* **Stated task**:
Leave out the pictures and copy everything else in the entries exactly.
>> Begin
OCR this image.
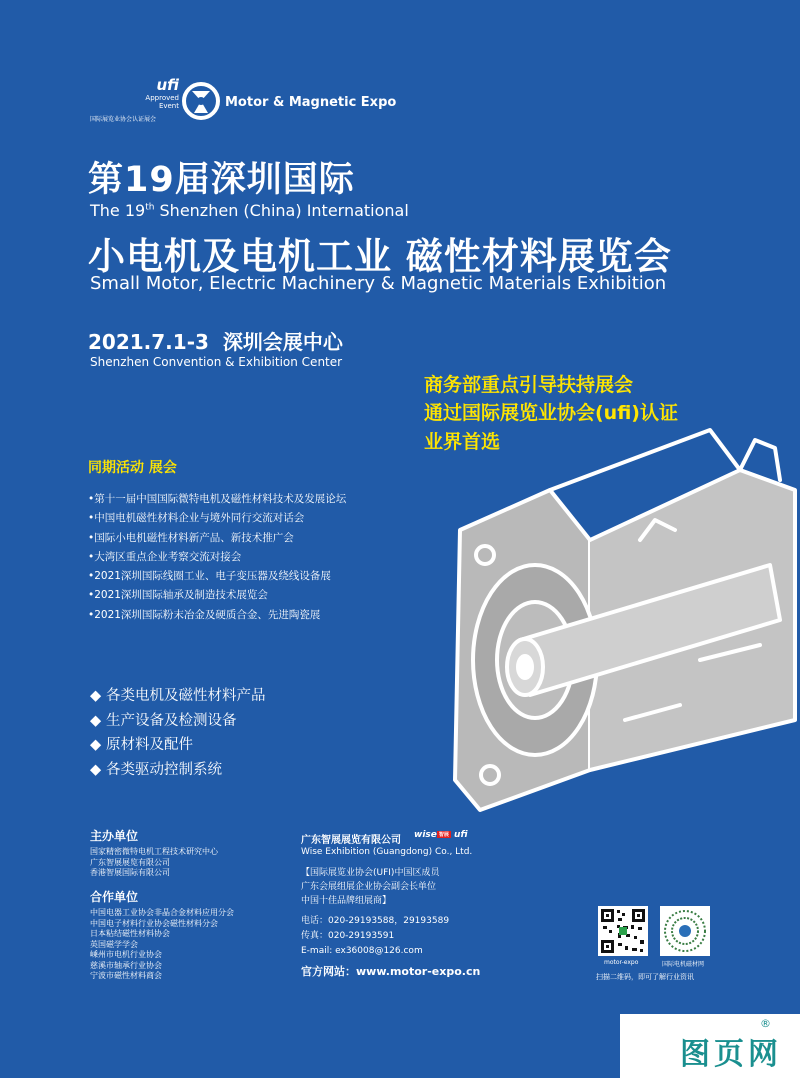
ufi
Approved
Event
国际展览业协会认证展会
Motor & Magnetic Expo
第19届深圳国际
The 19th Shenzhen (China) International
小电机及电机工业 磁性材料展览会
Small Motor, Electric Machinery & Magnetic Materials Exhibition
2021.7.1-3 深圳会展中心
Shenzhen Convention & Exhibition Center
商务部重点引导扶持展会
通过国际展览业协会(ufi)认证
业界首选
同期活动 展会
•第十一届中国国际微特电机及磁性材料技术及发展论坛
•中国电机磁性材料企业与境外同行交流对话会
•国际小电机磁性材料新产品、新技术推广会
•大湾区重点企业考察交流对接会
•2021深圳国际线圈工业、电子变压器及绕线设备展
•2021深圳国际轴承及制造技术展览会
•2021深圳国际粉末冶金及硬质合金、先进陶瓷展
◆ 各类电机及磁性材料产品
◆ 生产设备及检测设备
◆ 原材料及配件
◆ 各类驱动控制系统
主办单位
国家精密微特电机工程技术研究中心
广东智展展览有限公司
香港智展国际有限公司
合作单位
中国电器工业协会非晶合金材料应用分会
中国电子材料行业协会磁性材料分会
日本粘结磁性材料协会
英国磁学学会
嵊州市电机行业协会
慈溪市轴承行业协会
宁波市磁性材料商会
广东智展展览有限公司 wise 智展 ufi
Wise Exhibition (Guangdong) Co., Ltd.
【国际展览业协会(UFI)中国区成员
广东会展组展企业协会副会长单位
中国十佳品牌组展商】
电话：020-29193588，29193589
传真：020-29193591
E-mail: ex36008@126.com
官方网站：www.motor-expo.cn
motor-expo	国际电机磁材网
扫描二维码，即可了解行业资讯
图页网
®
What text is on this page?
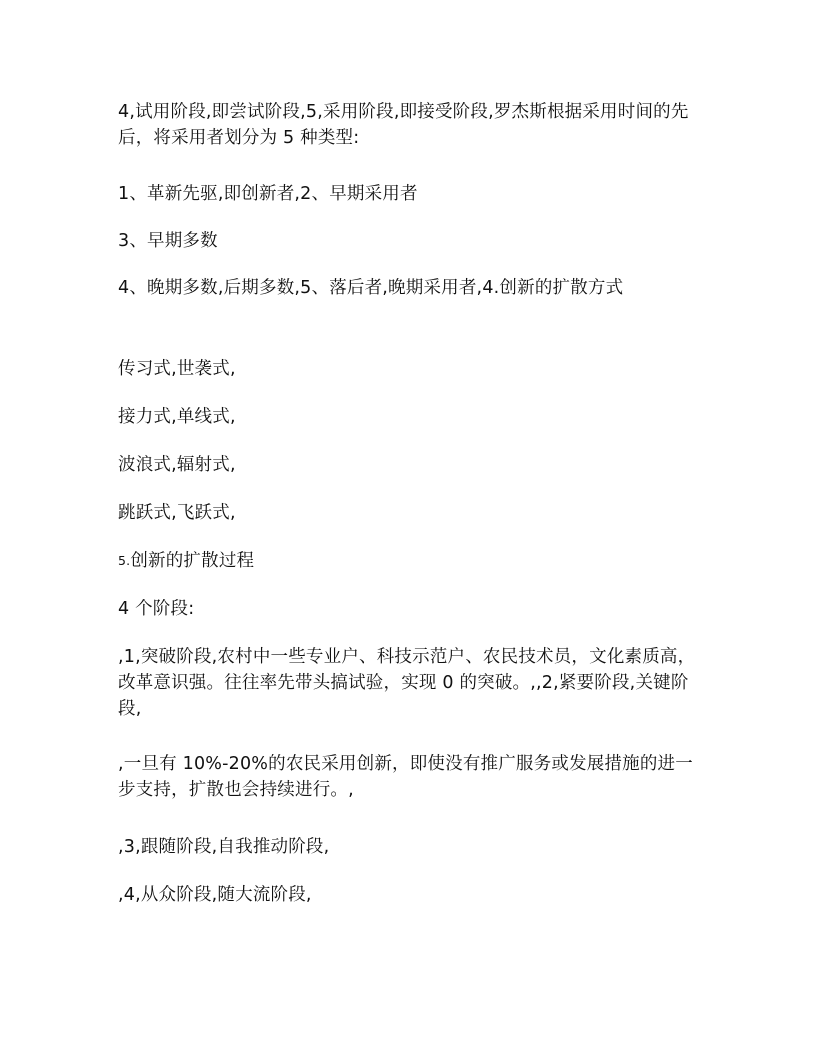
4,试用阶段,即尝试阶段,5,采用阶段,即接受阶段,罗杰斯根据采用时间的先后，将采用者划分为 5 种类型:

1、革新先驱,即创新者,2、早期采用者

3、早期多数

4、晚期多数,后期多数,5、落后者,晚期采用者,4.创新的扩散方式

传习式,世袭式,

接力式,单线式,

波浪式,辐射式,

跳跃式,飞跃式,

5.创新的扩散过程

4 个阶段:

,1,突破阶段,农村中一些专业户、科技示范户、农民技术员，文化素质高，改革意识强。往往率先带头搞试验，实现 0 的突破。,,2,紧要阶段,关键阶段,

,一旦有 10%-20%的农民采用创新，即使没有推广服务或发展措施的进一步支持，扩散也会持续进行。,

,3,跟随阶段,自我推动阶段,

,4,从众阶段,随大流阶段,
>> End
* **Exercise answer**:
OCR this image.
ufi
Approved
Event
国际展览业协会认证展会
Motor & Magnetic Expo
第19届深圳国际
The 19th Shenzhen (China) International
小电机及电机工业 磁性材料展览会
Small Motor, Electric Machinery & Magnetic Materials Exhibition
2021.7.1-3 深圳会展中心
Shenzhen Convention & Exhibition Center
商务部重点引导扶持展会
通过国际展览业协会(ufi)认证
业界首选
同期活动 展会
•第十一届中国国际微特电机及磁性材料技术及发展论坛
•中国电机磁性材料企业与境外同行交流对话会
•国际小电机磁性材料新产品、新技术推广会
•大湾区重点企业考察交流对接会
•2021深圳国际线圈工业、电子变压器及绕线设备展
•2021深圳国际轴承及制造技术展览会
•2021深圳国际粉末冶金及硬质合金、先进陶瓷展
◆ 各类电机及磁性材料产品
◆ 生产设备及检测设备
◆ 原材料及配件
◆ 各类驱动控制系统
主办单位
国家精密微特电机工程技术研究中心
广东智展展览有限公司
香港智展国际有限公司
合作单位
中国电器工业协会非晶合金材料应用分会
中国电子材料行业协会磁性材料分会
日本粘结磁性材料协会
英国磁学学会
嵊州市电机行业协会
慈溪市轴承行业协会
宁波市磁性材料商会
广东智展展览有限公司 wise 智展 ufi
Wise Exhibition (Guangdong) Co., Ltd.
【国际展览业协会(UFI)中国区成员
广东会展组展企业协会副会长单位
中国十佳品牌组展商】
电话：020-29193588，29193589
传真：020-29193591
E-mail: ex36008@126.com
官方网站：www.motor-expo.cn
motor-expo	国际电机磁材网
扫描二维码，即可了解行业资讯
图页网
®
What text is on this page?
4,试用阶段,即尝试阶段,5,采用阶段,即接受阶段,罗杰斯根据采用时间的先后，将采用者划分为 5 种类型:

1、革新先驱,即创新者,2、早期采用者

3、早期多数

4、晚期多数,后期多数,5、落后者,晚期采用者,4.创新的扩散方式

传习式,世袭式,

接力式,单线式,

波浪式,辐射式,

跳跃式,飞跃式,

5.创新的扩散过程

4 个阶段:

,1,突破阶段,农村中一些专业户、科技示范户、农民技术员，文化素质高，改革意识强。往往率先带头搞试验，实现 0 的突破。,,2,紧要阶段,关键阶段,

,一旦有 10%-20%的农民采用创新，即使没有推广服务或发展措施的进一步支持，扩散也会持续进行。,

,3,跟随阶段,自我推动阶段,

,4,从众阶段,随大流阶段,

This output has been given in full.